A run of records:
☆ ☆ ☆ ☆
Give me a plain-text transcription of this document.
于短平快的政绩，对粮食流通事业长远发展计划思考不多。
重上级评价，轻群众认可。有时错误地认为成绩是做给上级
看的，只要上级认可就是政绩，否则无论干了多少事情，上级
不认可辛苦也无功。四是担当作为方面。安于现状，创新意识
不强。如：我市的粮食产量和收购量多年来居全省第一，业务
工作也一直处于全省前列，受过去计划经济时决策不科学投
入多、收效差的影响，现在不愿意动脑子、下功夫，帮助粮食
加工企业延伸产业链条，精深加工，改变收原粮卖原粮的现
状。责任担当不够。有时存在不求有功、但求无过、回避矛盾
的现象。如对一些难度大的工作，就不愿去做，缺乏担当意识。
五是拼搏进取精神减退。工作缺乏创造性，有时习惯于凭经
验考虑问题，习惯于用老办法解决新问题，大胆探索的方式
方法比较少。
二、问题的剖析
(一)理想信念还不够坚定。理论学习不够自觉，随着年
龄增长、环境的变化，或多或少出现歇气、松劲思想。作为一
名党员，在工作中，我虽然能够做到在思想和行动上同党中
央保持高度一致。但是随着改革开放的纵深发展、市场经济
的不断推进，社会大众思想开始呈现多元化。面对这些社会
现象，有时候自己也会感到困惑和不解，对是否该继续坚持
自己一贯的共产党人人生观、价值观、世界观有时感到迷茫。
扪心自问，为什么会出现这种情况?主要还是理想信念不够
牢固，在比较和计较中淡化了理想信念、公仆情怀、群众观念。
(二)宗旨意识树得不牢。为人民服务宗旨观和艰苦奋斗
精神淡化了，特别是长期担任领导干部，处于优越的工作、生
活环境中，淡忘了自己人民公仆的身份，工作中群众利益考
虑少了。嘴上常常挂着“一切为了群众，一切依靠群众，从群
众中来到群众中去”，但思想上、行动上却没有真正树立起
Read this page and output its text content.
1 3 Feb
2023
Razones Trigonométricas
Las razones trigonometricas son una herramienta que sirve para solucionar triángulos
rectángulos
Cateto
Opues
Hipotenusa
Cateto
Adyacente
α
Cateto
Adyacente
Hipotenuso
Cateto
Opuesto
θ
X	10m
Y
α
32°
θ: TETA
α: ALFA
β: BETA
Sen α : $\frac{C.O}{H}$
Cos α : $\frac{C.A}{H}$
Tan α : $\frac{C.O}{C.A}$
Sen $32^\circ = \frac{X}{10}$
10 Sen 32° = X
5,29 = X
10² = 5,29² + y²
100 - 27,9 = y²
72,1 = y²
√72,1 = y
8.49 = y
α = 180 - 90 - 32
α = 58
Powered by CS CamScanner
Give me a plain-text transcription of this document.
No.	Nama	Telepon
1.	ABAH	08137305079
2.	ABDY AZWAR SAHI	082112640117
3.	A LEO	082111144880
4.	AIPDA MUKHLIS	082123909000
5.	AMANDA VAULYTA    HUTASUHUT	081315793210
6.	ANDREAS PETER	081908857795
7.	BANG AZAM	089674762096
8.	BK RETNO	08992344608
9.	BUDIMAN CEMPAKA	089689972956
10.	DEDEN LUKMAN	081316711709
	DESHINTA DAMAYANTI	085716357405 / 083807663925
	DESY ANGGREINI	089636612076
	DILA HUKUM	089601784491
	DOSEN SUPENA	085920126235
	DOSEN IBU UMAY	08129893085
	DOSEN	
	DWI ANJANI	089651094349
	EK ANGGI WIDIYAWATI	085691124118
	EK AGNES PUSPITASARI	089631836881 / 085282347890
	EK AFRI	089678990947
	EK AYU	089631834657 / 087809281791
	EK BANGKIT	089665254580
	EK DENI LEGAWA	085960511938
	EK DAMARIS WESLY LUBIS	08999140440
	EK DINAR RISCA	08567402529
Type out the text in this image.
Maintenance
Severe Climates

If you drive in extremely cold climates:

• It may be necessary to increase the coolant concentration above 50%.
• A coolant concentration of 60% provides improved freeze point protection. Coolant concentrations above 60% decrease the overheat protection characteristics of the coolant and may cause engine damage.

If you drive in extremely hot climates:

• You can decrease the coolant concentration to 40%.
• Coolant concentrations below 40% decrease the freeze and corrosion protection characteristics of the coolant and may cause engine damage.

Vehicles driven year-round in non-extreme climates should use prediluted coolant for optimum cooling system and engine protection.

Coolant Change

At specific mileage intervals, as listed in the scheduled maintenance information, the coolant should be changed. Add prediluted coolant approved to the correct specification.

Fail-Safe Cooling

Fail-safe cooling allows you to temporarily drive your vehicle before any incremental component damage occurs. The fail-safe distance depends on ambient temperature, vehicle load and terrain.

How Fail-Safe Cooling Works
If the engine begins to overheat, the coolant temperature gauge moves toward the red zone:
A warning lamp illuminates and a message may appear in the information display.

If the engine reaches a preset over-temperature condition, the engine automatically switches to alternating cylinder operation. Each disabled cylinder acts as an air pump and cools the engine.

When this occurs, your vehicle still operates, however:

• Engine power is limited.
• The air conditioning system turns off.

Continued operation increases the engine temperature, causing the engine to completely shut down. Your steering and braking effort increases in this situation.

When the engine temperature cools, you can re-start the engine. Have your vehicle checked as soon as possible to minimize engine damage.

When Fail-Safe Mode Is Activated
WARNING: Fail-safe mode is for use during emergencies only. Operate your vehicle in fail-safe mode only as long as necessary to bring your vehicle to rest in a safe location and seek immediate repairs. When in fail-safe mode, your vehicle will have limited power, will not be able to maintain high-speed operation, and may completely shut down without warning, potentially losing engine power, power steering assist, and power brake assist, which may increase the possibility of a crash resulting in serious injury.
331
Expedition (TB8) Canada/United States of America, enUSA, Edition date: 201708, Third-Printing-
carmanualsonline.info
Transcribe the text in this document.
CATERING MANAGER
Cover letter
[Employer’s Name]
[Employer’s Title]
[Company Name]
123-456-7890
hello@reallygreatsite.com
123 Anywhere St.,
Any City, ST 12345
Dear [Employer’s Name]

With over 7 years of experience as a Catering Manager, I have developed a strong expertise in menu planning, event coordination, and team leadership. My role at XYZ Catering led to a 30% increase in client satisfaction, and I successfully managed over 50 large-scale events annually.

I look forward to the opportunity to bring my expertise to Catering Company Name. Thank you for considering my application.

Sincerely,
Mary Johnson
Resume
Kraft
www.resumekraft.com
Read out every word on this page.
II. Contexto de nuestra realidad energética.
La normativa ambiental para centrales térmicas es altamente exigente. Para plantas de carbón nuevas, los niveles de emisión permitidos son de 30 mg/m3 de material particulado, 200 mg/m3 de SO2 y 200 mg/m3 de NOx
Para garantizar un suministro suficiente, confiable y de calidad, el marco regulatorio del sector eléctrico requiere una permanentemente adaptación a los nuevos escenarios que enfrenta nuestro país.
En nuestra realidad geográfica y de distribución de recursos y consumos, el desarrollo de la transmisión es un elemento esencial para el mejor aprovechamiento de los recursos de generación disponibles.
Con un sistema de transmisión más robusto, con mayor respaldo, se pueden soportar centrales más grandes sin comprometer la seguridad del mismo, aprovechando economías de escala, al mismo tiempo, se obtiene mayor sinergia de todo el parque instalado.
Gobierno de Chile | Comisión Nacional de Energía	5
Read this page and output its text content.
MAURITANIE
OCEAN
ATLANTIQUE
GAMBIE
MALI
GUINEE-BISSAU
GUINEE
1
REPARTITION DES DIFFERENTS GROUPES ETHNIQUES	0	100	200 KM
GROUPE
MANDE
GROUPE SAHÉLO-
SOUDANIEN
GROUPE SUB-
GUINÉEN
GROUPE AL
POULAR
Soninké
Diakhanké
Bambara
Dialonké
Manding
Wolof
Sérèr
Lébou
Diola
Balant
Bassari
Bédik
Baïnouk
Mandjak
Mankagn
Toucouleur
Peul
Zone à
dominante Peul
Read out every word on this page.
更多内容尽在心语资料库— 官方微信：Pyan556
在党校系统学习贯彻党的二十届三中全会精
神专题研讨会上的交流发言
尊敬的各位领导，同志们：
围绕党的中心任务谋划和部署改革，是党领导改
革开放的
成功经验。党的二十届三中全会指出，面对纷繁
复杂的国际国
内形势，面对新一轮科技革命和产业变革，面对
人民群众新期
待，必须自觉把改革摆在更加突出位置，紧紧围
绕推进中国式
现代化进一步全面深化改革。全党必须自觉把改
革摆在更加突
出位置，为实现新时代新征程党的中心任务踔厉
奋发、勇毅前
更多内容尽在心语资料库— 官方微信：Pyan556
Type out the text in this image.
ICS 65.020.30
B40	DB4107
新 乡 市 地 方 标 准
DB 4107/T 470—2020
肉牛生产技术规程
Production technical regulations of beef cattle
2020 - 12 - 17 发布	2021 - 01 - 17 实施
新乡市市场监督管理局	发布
☆ ☆ ☆ ☆
EXERCISE DIRECTIONS:
Return all lines of the material above in which the word "information" occurs.

TASK ANSWER:
At specific mileage intervals, as listed in the scheduled maintenance information, the coolant should be changed. Add prediluted coolant approved to the correct specification.
A warning lamp illuminates and a message may appear in the information display.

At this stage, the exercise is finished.